Record excerpts:
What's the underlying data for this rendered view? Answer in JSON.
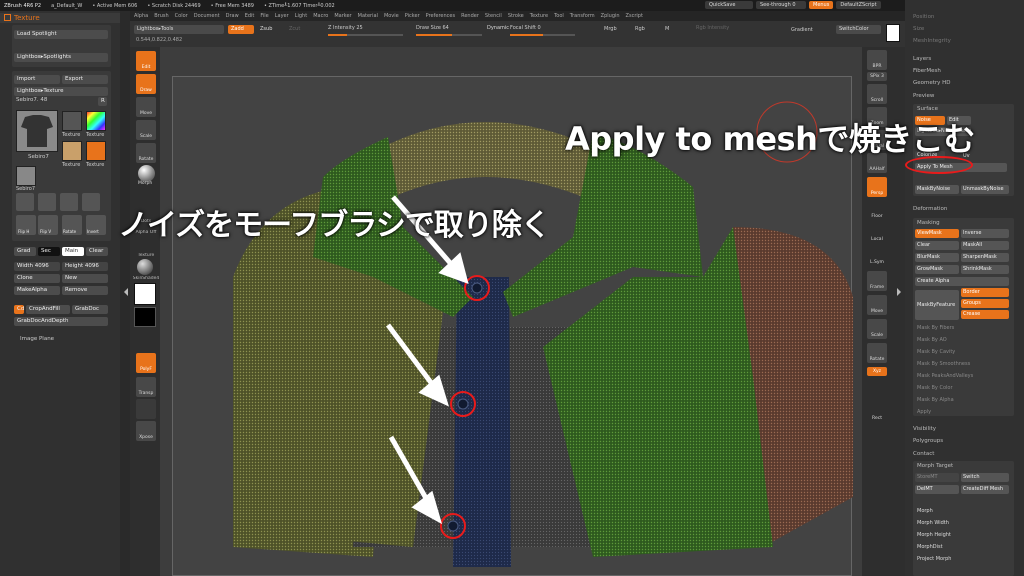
{
  "sysbar": {
    "items": [
      "ZBrush 4R6 P2",
      "a_Default_W",
      "• Active Mem 606",
      "• Scratch Disk 24469",
      "• Free Mem 3489",
      "• ZTime┸1.607 Timer┸0.002"
    ],
    "quicksave": "QuickSave",
    "seethrough": "See-through 0",
    "menus": "Menus",
    "script": "DefaultZScript"
  },
  "menubar": [
    "Alpha",
    "Brush",
    "Color",
    "Document",
    "Draw",
    "Edit",
    "File",
    "Layer",
    "Light",
    "Macro",
    "Marker",
    "Material",
    "Movie",
    "Picker",
    "Preferences",
    "Render",
    "Stencil",
    "Stroke",
    "Texture",
    "Tool",
    "Transform",
    "Zplugin",
    "Zscript"
  ],
  "toptools": {
    "lightbox_tools": "Lightbox▸Tools",
    "zadd": "Zadd",
    "zsub": "Zsub",
    "zcut": "Zcut",
    "coords": "0.544,0.822,0.482",
    "z_intensity": "Z Intensity 25",
    "draw_size": "Draw Size 64",
    "dynamic": "Dynamic",
    "focal_shift": "Focal Shift 0",
    "mrgb": "Mrgb",
    "rgb": "Rgb",
    "m": "M",
    "rgb_intensity": "Rgb Intensity",
    "gradient": "Gradient",
    "switchcolor": "SwitchColor",
    "zadd_pos": 0.25,
    "draw_pos": 0.55,
    "focal_pos": 0.5
  },
  "leftpanel": {
    "title": "Texture",
    "load_spotlight": "Load Spotlight",
    "lightbox_spotlights": "Lightbox▸Spotlights",
    "import": "Import",
    "export": "Export",
    "lightbox_texture": "Lightbox▸Texture",
    "current_texture": "Sebiro7. 48",
    "r": "R",
    "thumb_labels": [
      "Sebiro7",
      "Texture",
      "Texture",
      "Sebiro7"
    ],
    "tool_labels": [
      "Flip H",
      "Flip V",
      "Rotate",
      "Invert"
    ],
    "grad": "Grad",
    "sec": "Sec",
    "main": "Main",
    "clear": "Clear",
    "width": "Width 4096",
    "height": "Height 4096",
    "clone": "Clone",
    "new": "New",
    "makealpha": "MakeAlpha",
    "remove": "Remove",
    "cd": "Cd",
    "cropandfill": "CropAndFill",
    "grabdoc": "GrabDoc",
    "grabdocanddepth": "GrabDocAndDepth",
    "image_plane": "Image Plane"
  },
  "leftshelf": {
    "edit": "Edit",
    "draw": "Draw",
    "move": "Move",
    "scale": "Scale",
    "rotate": "Rotate",
    "morph": "Morph",
    "dots": "Dots",
    "alpha_off": "Alpha Off",
    "texture": "Texture",
    "material": "SkinShade4",
    "persp": "Persp",
    "floor": "Floor",
    "local": "Local",
    "xyz": "Xyz",
    "ghost": "Ghost",
    "spix": "SPix 3",
    "scroll": "Scroll",
    "zoom": "Zoom",
    "actual": "Actual",
    "aahalf": "AAHalf",
    "frame": "Frame",
    "lsym": "L.Sym",
    "polyf": "PolyF",
    "transp": "Transp",
    "solo": "Solo",
    "xpose": "Xpose",
    "bpr": "BPR",
    "rect": "Rect",
    "viewsize": "Viewsize"
  },
  "rightpanel": {
    "position": "Position",
    "size": "Size",
    "meshintegrity": "MeshIntegrity",
    "layers": "Layers",
    "fibermesh": "FiberMesh",
    "geometry_hd": "Geometry HD",
    "preview": "Preview",
    "surface": "Surface",
    "noise": "Noise",
    "edit": "Edit",
    "lightbox_noise": "Lightbox▸Noise Maker",
    "colorize": "Colorize",
    "uv": "Uv",
    "apply_to_mesh": "Apply To Mesh",
    "mask_by_noise": "MaskByNoise",
    "unmask_by_noise": "UnmaskByNoise",
    "deformation": "Deformation",
    "masking": "Masking",
    "viewmask": "ViewMask",
    "inverse": "Inverse",
    "clear": "Clear",
    "maskall": "MaskAll",
    "blurmask": "BlurMask",
    "sharpenmask": "SharpenMask",
    "growmask": "GrowMask",
    "shrinkmask": "ShrinkMask",
    "create_alpha": "Create Alpha",
    "border": "Border",
    "maskbyfeature": "MaskByFeature",
    "groups": "Groups",
    "crease": "Crease",
    "mask_items": [
      "Mask By Fibers",
      "Mask By AO",
      "Mask By Cavity",
      "Mask By Smoothness",
      "Mask PeaksAndValleys",
      "Mask By Color",
      "Mask By Alpha",
      "Apply"
    ],
    "visibility": "Visibility",
    "polygroups": "Polygroups",
    "contact": "Contact",
    "morph_target": "Morph Target",
    "storemt": "StoreMT",
    "switch": "Switch",
    "delmt": "DelMT",
    "creatediffmesh": "CreateDiff Mesh",
    "morph_sliders": [
      "Morph",
      "Morph Width",
      "Morph Height",
      "MorphDist"
    ],
    "project_morph": "Project Morph"
  },
  "annotations": {
    "apply": "Apply to meshで焼きこむ",
    "noise": "ノイズをモーフブラシで取り除く"
  }
}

Task requirements:
Quote all the records verbatim, dropping any pictures from your copy.

Task answer:
What's the underlying data for this rendered view? Answer in JSON.
{
  "sysbar": {
    "items": [
      "ZBrush 4R6 P2",
      "a_Default_W",
      "• Active Mem 606",
      "• Scratch Disk 24469",
      "• Free Mem 3489",
      "• ZTime┸1.607 Timer┸0.002"
    ],
    "quicksave": "QuickSave",
    "seethrough": "See-through 0",
    "menus": "Menus",
    "script": "DefaultZScript"
  },
  "menubar": [
    "Alpha",
    "Brush",
    "Color",
    "Document",
    "Draw",
    "Edit",
    "File",
    "Layer",
    "Light",
    "Macro",
    "Marker",
    "Material",
    "Movie",
    "Picker",
    "Preferences",
    "Render",
    "Stencil",
    "Stroke",
    "Texture",
    "Tool",
    "Transform",
    "Zplugin",
    "Zscript"
  ],
  "toptools": {
    "lightbox_tools": "Lightbox▸Tools",
    "zadd": "Zadd",
    "zsub": "Zsub",
    "zcut": "Zcut",
    "coords": "0.544,0.822,0.482",
    "z_intensity": "Z Intensity 25",
    "draw_size": "Draw Size 64",
    "dynamic": "Dynamic",
    "focal_shift": "Focal Shift 0",
    "mrgb": "Mrgb",
    "rgb": "Rgb",
    "m": "M",
    "rgb_intensity": "Rgb Intensity",
    "gradient": "Gradient",
    "switchcolor": "SwitchColor",
    "zadd_pos": 0.25,
    "draw_pos": 0.55,
    "focal_pos": 0.5
  },
  "leftpanel": {
    "title": "Texture",
    "load_spotlight": "Load Spotlight",
    "lightbox_spotlights": "Lightbox▸Spotlights",
    "import": "Import",
    "export": "Export",
    "lightbox_texture": "Lightbox▸Texture",
    "current_texture": "Sebiro7. 48",
    "r": "R",
    "thumb_labels": [
      "Sebiro7",
      "Texture",
      "Texture",
      "Sebiro7"
    ],
    "tool_labels": [
      "Flip H",
      "Flip V",
      "Rotate",
      "Invert"
    ],
    "grad": "Grad",
    "sec": "Sec",
    "main": "Main",
    "clear": "Clear",
    "width": "Width 4096",
    "height": "Height 4096",
    "clone": "Clone",
    "new": "New",
    "makealpha": "MakeAlpha",
    "remove": "Remove",
    "cd": "Cd",
    "cropandfill": "CropAndFill",
    "grabdoc": "GrabDoc",
    "grabdocanddepth": "GrabDocAndDepth",
    "image_plane": "Image Plane"
  },
  "leftshelf": {
    "edit": "Edit",
    "draw": "Draw",
    "move": "Move",
    "scale": "Scale",
    "rotate": "Rotate",
    "morph": "Morph",
    "dots": "Dots",
    "alpha_off": "Alpha Off",
    "texture": "Texture",
    "material": "SkinShade4",
    "persp": "Persp",
    "floor": "Floor",
    "local": "Local",
    "xyz": "Xyz",
    "ghost": "Ghost",
    "spix": "SPix 3",
    "scroll": "Scroll",
    "zoom": "Zoom",
    "actual": "Actual",
    "aahalf": "AAHalf",
    "frame": "Frame",
    "lsym": "L.Sym",
    "polyf": "PolyF",
    "transp": "Transp",
    "solo": "Solo",
    "xpose": "Xpose",
    "bpr": "BPR",
    "rect": "Rect",
    "viewsize": "Viewsize"
  },
  "rightpanel": {
    "position": "Position",
    "size": "Size",
    "meshintegrity": "MeshIntegrity",
    "layers": "Layers",
    "fibermesh": "FiberMesh",
    "geometry_hd": "Geometry HD",
    "preview": "Preview",
    "surface": "Surface",
    "noise": "Noise",
    "edit": "Edit",
    "lightbox_noise": "Lightbox▸Noise Maker",
    "colorize": "Colorize",
    "uv": "Uv",
    "apply_to_mesh": "Apply To Mesh",
    "mask_by_noise": "MaskByNoise",
    "unmask_by_noise": "UnmaskByNoise",
    "deformation": "Deformation",
    "masking": "Masking",
    "viewmask": "ViewMask",
    "inverse": "Inverse",
    "clear": "Clear",
    "maskall": "MaskAll",
    "blurmask": "BlurMask",
    "sharpenmask": "SharpenMask",
    "growmask": "GrowMask",
    "shrinkmask": "ShrinkMask",
    "create_alpha": "Create Alpha",
    "border": "Border",
    "maskbyfeature": "MaskByFeature",
    "groups": "Groups",
    "crease": "Crease",
    "mask_items": [
      "Mask By Fibers",
      "Mask By AO",
      "Mask By Cavity",
      "Mask By Smoothness",
      "Mask PeaksAndValleys",
      "Mask By Color",
      "Mask By Alpha",
      "Apply"
    ],
    "visibility": "Visibility",
    "polygroups": "Polygroups",
    "contact": "Contact",
    "morph_target": "Morph Target",
    "storemt": "StoreMT",
    "switch": "Switch",
    "delmt": "DelMT",
    "creatediffmesh": "CreateDiff Mesh",
    "morph_sliders": [
      "Morph",
      "Morph Width",
      "Morph Height",
      "MorphDist"
    ],
    "project_morph": "Project Morph"
  },
  "annotations": {
    "apply": "Apply to meshで焼きこむ",
    "noise": "ノイズをモーフブラシで取り除く"
  }
}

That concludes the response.